[Directions]
State the number of lines with the string "this" in them, and nothing else.
═════ Supplied material
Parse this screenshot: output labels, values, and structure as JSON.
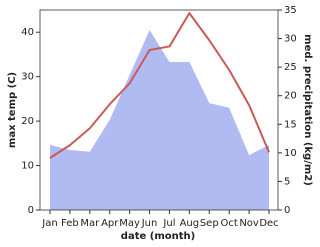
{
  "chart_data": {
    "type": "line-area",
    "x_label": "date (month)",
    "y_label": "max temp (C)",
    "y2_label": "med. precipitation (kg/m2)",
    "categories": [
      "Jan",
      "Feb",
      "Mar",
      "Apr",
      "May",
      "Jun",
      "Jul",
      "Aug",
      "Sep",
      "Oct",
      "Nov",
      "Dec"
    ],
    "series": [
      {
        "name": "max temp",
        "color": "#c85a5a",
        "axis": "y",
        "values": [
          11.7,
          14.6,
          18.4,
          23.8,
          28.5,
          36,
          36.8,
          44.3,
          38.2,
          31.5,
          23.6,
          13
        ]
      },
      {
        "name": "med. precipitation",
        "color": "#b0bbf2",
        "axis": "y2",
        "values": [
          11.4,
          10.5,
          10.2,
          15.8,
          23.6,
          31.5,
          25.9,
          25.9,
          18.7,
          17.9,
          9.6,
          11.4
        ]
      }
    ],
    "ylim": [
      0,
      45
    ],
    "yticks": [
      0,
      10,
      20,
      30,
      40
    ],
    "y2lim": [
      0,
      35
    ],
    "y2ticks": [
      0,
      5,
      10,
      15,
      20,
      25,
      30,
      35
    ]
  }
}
══════════
═════ Supplied material
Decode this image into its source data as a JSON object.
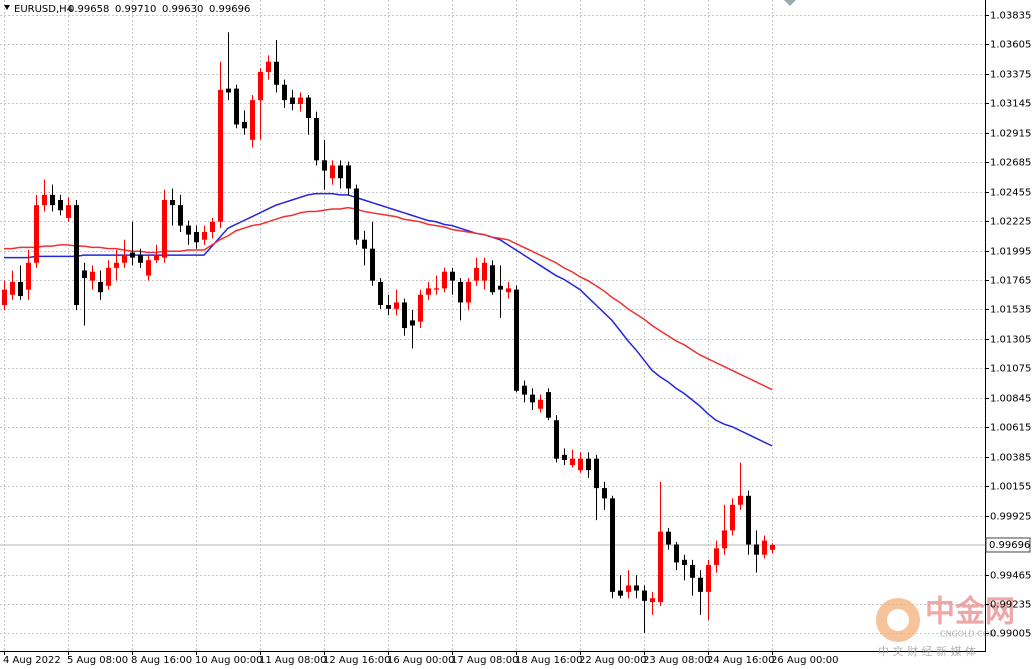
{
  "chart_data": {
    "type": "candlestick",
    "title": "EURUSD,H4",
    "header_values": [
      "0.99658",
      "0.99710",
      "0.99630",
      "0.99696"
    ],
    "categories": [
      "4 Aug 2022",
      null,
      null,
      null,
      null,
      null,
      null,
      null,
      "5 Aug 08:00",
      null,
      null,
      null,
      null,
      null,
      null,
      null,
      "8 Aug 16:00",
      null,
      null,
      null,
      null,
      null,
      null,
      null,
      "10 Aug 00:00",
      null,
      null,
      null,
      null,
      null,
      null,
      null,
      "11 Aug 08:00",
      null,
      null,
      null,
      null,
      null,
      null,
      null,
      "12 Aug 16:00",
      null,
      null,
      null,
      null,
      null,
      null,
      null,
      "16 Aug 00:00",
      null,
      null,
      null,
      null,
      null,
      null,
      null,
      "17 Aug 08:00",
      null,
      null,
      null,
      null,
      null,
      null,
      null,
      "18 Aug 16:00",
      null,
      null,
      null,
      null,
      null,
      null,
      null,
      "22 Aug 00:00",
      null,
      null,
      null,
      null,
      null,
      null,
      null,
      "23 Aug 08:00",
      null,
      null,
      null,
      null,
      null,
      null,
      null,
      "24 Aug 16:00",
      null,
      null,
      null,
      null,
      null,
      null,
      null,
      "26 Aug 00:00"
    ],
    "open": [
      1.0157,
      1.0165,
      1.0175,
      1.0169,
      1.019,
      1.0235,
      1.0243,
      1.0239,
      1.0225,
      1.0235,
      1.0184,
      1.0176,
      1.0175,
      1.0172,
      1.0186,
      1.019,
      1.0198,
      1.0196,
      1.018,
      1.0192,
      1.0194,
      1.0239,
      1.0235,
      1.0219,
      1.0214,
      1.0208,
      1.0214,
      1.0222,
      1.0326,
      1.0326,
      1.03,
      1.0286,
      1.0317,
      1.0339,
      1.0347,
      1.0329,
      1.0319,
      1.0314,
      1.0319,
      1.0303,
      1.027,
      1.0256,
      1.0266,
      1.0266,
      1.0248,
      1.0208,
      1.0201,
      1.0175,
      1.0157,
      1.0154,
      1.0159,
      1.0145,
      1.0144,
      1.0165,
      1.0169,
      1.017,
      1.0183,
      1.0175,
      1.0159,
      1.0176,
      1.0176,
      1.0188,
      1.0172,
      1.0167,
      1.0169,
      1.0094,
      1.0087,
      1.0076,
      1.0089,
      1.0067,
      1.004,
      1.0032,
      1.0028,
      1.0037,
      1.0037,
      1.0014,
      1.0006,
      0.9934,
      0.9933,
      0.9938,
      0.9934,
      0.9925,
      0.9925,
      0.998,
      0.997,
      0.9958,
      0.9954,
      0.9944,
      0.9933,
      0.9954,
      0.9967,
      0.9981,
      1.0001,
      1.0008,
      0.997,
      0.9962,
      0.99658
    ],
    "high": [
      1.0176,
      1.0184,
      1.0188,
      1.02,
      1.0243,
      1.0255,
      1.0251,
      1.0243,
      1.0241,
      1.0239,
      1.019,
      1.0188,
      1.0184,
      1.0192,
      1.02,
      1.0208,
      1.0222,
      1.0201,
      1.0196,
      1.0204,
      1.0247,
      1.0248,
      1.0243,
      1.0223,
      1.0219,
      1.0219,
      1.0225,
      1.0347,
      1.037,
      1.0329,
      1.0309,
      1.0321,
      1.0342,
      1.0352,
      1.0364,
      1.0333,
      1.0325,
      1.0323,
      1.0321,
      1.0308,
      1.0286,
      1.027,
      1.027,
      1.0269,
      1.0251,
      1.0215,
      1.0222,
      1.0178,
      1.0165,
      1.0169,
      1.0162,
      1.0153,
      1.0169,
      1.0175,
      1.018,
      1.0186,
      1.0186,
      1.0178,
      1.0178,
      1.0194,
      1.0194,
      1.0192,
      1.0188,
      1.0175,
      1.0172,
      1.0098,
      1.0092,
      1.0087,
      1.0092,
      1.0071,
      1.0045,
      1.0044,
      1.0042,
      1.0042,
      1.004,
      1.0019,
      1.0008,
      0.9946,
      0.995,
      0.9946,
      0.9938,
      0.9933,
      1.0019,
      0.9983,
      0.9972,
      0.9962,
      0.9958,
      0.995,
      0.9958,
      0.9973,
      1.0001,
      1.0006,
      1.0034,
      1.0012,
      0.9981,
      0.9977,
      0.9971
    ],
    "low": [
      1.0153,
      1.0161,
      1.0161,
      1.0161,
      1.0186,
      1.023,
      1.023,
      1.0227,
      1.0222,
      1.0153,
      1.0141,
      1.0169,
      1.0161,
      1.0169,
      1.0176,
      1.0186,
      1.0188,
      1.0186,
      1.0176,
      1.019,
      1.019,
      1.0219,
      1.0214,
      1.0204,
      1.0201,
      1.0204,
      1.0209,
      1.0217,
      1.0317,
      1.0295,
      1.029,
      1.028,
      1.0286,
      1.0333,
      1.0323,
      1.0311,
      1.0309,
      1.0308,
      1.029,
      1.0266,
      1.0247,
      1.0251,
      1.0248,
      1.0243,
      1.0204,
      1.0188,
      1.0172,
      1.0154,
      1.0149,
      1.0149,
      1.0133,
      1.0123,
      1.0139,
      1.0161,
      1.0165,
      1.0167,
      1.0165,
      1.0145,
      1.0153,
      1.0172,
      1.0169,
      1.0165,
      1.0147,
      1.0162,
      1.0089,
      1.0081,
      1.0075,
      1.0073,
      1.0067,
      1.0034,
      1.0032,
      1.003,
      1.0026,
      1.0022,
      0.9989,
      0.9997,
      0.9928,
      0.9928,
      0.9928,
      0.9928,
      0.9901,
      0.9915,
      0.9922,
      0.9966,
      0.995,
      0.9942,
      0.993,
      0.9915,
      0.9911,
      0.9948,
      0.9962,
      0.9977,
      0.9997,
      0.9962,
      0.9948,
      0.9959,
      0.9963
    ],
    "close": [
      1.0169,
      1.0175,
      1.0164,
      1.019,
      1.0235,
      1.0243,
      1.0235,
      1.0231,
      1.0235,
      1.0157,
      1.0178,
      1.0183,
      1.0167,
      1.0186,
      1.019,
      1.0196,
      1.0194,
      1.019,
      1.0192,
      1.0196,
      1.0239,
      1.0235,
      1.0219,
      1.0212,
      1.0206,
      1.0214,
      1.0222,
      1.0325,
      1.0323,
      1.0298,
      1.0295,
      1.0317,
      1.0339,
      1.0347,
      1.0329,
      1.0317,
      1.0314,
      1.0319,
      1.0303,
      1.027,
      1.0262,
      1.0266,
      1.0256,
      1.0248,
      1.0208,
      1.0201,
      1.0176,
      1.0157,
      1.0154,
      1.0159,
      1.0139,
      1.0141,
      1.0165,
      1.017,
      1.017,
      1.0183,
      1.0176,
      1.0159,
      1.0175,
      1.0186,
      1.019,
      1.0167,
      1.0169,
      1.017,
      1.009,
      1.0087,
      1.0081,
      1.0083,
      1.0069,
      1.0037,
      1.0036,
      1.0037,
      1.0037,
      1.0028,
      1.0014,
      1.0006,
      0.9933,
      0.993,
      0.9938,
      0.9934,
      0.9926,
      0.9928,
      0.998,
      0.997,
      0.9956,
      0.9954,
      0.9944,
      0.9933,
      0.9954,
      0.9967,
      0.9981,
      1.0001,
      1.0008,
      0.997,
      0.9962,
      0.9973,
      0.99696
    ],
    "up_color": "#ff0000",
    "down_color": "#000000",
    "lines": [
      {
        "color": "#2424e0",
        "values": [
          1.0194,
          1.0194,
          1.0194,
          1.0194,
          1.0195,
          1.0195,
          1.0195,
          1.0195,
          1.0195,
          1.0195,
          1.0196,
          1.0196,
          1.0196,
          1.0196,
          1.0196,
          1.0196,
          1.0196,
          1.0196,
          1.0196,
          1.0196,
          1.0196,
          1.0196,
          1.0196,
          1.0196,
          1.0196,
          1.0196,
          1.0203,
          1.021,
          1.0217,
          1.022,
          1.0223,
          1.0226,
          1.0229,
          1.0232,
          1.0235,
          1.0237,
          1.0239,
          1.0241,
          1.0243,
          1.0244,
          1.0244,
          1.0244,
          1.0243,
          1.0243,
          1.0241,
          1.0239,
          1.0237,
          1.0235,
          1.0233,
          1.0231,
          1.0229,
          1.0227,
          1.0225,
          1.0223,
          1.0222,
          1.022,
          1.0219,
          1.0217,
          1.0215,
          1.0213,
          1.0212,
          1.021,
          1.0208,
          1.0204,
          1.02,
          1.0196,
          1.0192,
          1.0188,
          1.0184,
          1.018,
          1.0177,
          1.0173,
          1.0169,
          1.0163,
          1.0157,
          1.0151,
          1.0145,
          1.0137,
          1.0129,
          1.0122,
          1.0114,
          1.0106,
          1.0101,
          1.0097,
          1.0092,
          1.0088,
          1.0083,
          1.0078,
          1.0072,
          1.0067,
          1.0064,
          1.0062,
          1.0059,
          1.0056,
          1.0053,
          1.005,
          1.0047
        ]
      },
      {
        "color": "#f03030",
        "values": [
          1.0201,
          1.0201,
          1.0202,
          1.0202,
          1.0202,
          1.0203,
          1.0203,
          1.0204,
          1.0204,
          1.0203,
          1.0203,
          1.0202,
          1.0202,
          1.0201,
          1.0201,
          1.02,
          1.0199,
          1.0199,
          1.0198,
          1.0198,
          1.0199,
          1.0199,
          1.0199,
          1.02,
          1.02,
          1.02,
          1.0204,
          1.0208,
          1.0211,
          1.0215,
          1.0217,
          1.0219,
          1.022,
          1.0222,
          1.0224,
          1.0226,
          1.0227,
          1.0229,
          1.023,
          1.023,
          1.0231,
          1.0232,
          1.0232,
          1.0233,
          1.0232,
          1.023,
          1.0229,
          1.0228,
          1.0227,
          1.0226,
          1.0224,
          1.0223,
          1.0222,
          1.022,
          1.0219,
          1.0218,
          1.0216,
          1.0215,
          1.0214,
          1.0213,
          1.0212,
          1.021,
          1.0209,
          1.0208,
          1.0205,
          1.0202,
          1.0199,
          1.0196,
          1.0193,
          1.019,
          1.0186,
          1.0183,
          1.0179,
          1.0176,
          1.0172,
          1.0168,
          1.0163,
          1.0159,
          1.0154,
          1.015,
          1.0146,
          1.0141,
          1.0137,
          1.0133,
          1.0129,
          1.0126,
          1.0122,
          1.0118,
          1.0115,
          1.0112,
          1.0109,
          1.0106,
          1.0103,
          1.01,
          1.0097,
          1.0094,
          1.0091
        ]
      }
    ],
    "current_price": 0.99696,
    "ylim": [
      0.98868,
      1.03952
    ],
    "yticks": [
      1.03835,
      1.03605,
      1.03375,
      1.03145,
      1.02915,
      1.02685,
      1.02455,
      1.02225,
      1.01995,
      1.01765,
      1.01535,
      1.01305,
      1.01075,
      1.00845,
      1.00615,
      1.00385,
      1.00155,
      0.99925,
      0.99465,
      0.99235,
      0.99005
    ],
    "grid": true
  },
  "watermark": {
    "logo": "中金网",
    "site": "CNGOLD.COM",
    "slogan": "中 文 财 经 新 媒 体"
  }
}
══════════
[Task solution]
2